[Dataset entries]
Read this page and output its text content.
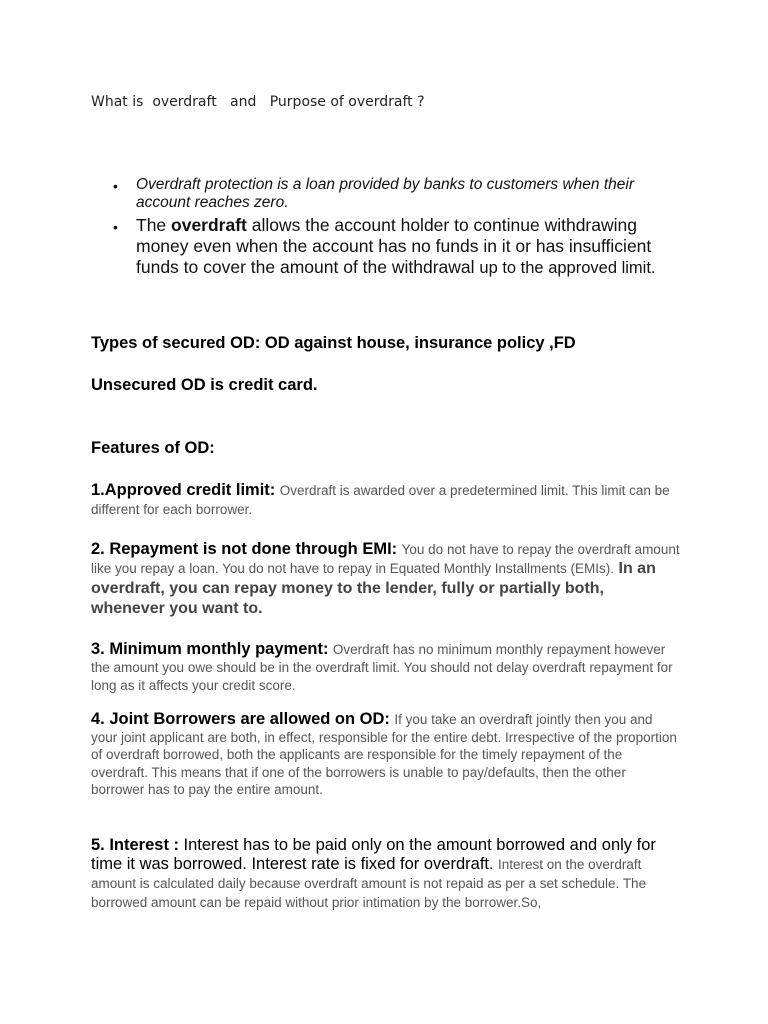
What is  overdraft   and   Purpose of overdraft ?
• Overdraft protection is a loan provided by banks to customers when their account reaches zero.
• The overdraft allows the account holder to continue withdrawing money even when the account has no funds in it or has insufficient funds to cover the amount of the withdrawal up to the approved limit.
Types of secured OD: OD against house, insurance policy ,FD
Unsecured OD is credit card.
Features of OD:
1.Approved credit limit: Overdraft is awarded over a predetermined limit. This limit can be different for each borrower.
2. Repayment is not done through EMI: You do not have to repay the overdraft amount like you repay a loan. You do not have to repay in Equated Monthly Installments (EMIs). In an overdraft, you can repay money to the lender, fully or partially both, whenever you want to.
3. Minimum monthly payment: Overdraft has no minimum monthly repayment however the amount you owe should be in the overdraft limit. You should not delay overdraft repayment for long as it affects your credit score.
4. Joint Borrowers are allowed on OD: If you take an overdraft jointly then you and your joint applicant are both, in effect, responsible for the entire debt. Irrespective of the proportion of overdraft borrowed, both the applicants are responsible for the timely repayment of the overdraft. This means that if one of the borrowers is unable to pay/defaults, then the other borrower has to pay the entire amount.
5. Interest : Interest has to be paid only on the amount borrowed and only for time it was borrowed. Interest rate is fixed for overdraft. Interest on the overdraft amount is calculated daily because overdraft amount is not repaid as per a set schedule. The borrowed amount can be repaid without prior intimation by the borrower.So,
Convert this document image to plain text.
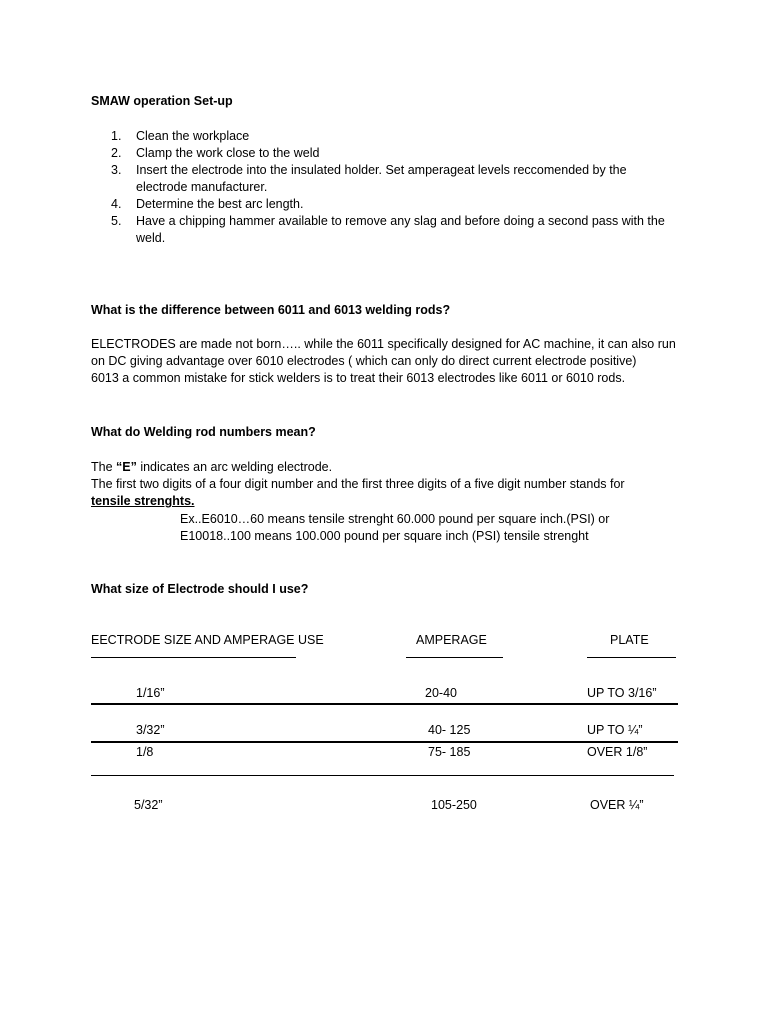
SMAW operation Set-up
1.	Clean the workplace
2.	Clamp the work close to the weld
3.	Insert the electrode into the insulated holder. Set amperageat levels reccomended by the
electrode manufacturer.
4.	Determine the best arc length.
5.	Have a chipping hammer available to remove any slag and before doing a second pass with the
weld.
What is the difference between 6011 and 6013 welding rods?
ELECTRODES are made not born….. while the 6011 specifically designed for AC machine, it can also run
on DC giving advantage over 6010 electrodes ( which can only do direct current electrode positive)
6013 a common mistake for stick welders is to treat their 6013 electrodes like 6011 or 6010 rods.
What do Welding rod numbers mean?
The “E” indicates an arc welding electrode.
The first two digits of a four digit number and the first three digits of a five digit number stands for
tensile strenghts.
Ex..E6010…60 means tensile strenght 60.000 pound per square inch.(PSI) or
E10018..100 means 100.000 pound per square inch (PSI) tensile strenght
What size of Electrode should I use?
EECTRODE SIZE AND AMPERAGE USE	AMPERAGE	PLATE
1/16”	20-40	UP TO 3/16”
3/32”	40- 125	UP TO ¼”
1/8	75- 185	OVER 1/8”
5/32”	105-250	OVER ¼”
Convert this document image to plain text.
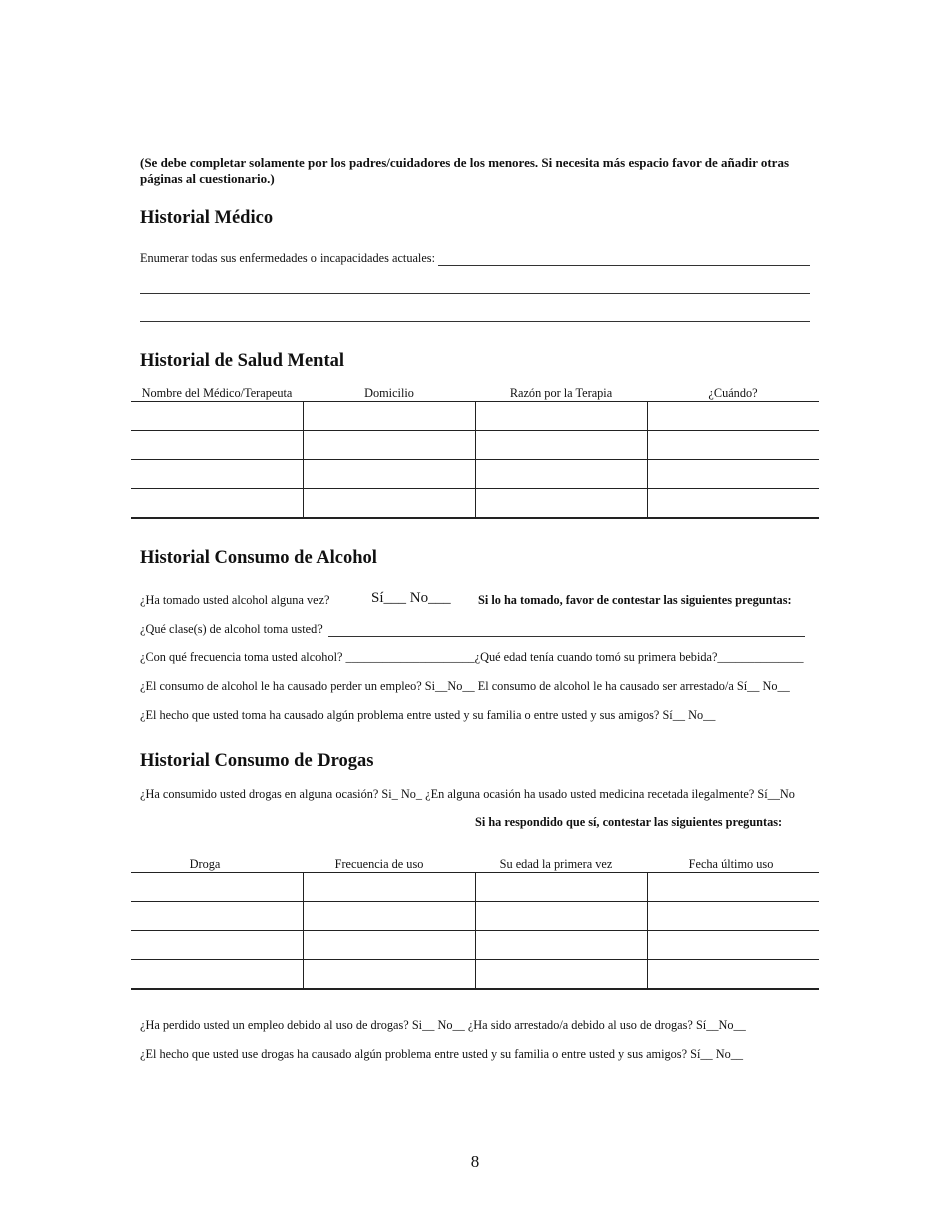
(Se debe completar solamente por los padres/cuidadores de los menores. Si necesita más espacio favor de añadir otras páginas al cuestionario.)
Historial Médico
Enumerar todas sus enfermedades o incapacidades actuales:
Historial de Salud Mental
Nombre del Médico/Terapeuta	Domicilio	Razón por la Terapia	¿Cuándo?

Historial Consumo de Alcohol
¿Ha tomado usted alcohol alguna vez?	Sí___ No___ Si lo ha tomado, favor de contestar las siguientes preguntas:
¿Qué clase(s) de alcohol toma usted?
¿Con qué frecuencia toma usted alcohol? _____________________¿Qué edad tenía cuando tomó su primera bebida?______________
¿El consumo de alcohol le ha causado perder un empleo? Si__No__ El consumo de alcohol le ha causado ser arrestado/a Sí__ No__
¿El hecho que usted toma ha causado algún problema entre usted y su familia o entre usted y sus amigos? Sí__ No__
Historial Consumo de Drogas
¿Ha consumido usted drogas en alguna ocasión? Si_ No_ ¿En alguna ocasión ha usado usted medicina recetada ilegalmente? Sí__No
Si ha respondido que sí, contestar las siguientes preguntas:
Droga	Frecuencia de uso	Su edad la primera vez	Fecha último uso

¿Ha perdido usted un empleo debido al uso de drogas? Si__ No__ ¿Ha sido arrestado/a debido al uso de drogas? Sí__No__
¿El hecho que usted use drogas ha causado algún problema entre usted y su familia o entre usted y sus amigos? Sí__ No__
8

Problem to solve
Pull every line containing "money" from the material above.

Finished answer
• The overdraft allows the account holder to continue withdrawing money even when the account has no funds in it or has insufficient funds to cover the amount of the withdrawal up to the approved limit.
2. Repayment is not done through EMI: You do not have to repay the overdraft amount like you repay a loan. You do not have to repay in Equated Monthly Installments (EMIs). In an overdraft, you can repay money to the lender, fully or partially both, whenever you want to.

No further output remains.